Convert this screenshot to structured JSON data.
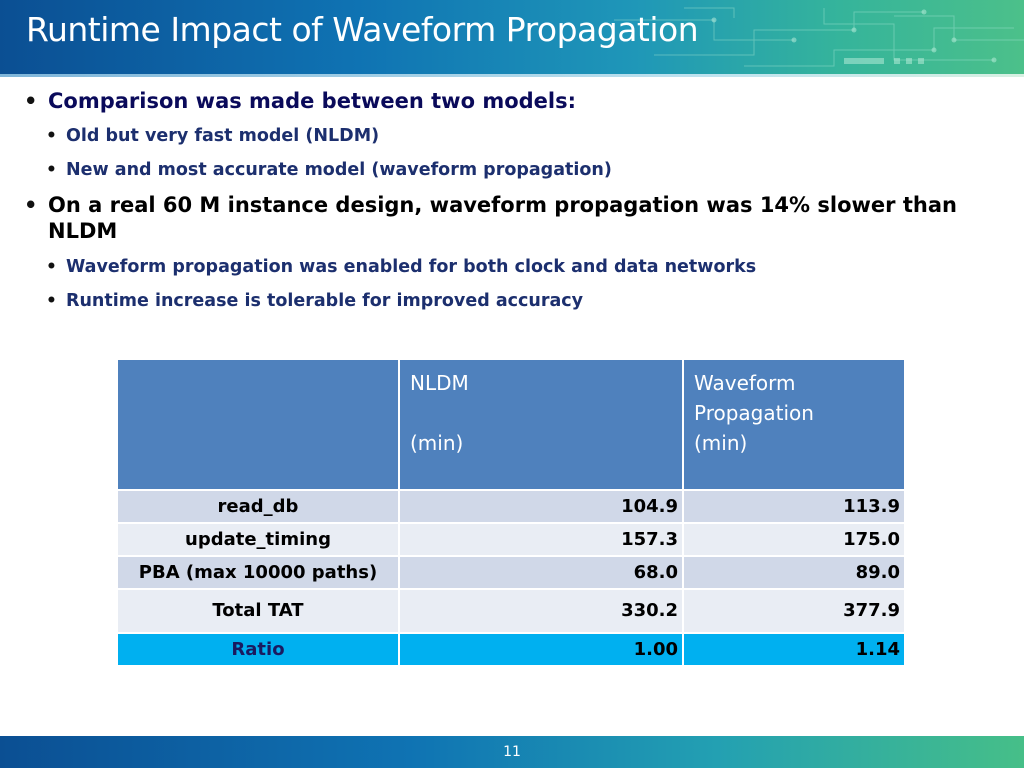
{
  "title": "Runtime Impact of Waveform Propagation",
  "bullets": [
    {
      "text": "Comparison was made between two models:",
      "sub": [
        "Old but very fast model (NLDM)",
        "New and most accurate model (waveform propagation)"
      ]
    },
    {
      "text": "On a real 60 M instance design, waveform propagation was 14% slower than NLDM",
      "sub": [
        "Waveform propagation was enabled for both clock and data networks",
        "Runtime increase is tolerable for improved accuracy"
      ]
    }
  ],
  "table": {
    "headers": [
      "",
      "NLDM\n\n(min)",
      "Waveform\nPropagation\n(min)"
    ],
    "header_nldm_line1": "NLDM",
    "header_nldm_line2": "(min)",
    "header_wave_line1": "Waveform",
    "header_wave_line2": "Propagation",
    "header_wave_line3": "(min)",
    "rows": [
      [
        "read_db",
        "104.9",
        "113.9"
      ],
      [
        "update_timing",
        "157.3",
        "175.0"
      ],
      [
        "PBA (max 10000 paths)",
        "68.0",
        "89.0"
      ],
      [
        "Total TAT",
        "330.2",
        "377.9"
      ],
      [
        "Ratio",
        "1.00",
        "1.14"
      ]
    ]
  },
  "page_number": "11",
  "colors": {
    "header_blue": "#4f81bd",
    "row_dark": "#d0d8e8",
    "row_light": "#e9edf4",
    "ratio_row": "#00b0f0",
    "banner_start": "#0b4f93",
    "banner_end": "#4cc08a"
  }
}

#####

Give an exact copy of the material, leaving out every picture.

Convert this screenshot to structured JSON data.
{
  "title": "Runtime Impact of Waveform Propagation",
  "bullets": [
    {
      "text": "Comparison was made between two models:",
      "sub": [
        "Old but very fast model (NLDM)",
        "New and most accurate model (waveform propagation)"
      ]
    },
    {
      "text": "On a real 60 M instance design, waveform propagation was 14% slower than NLDM",
      "sub": [
        "Waveform propagation was enabled for both clock and data networks",
        "Runtime increase is tolerable for improved accuracy"
      ]
    }
  ],
  "table": {
    "headers": [
      "",
      "NLDM\n\n(min)",
      "Waveform\nPropagation\n(min)"
    ],
    "header_nldm_line1": "NLDM",
    "header_nldm_line2": "(min)",
    "header_wave_line1": "Waveform",
    "header_wave_line2": "Propagation",
    "header_wave_line3": "(min)",
    "rows": [
      [
        "read_db",
        "104.9",
        "113.9"
      ],
      [
        "update_timing",
        "157.3",
        "175.0"
      ],
      [
        "PBA (max 10000 paths)",
        "68.0",
        "89.0"
      ],
      [
        "Total TAT",
        "330.2",
        "377.9"
      ],
      [
        "Ratio",
        "1.00",
        "1.14"
      ]
    ]
  },
  "page_number": "11",
  "colors": {
    "header_blue": "#4f81bd",
    "row_dark": "#d0d8e8",
    "row_light": "#e9edf4",
    "ratio_row": "#00b0f0",
    "banner_start": "#0b4f93",
    "banner_end": "#4cc08a"
  }
}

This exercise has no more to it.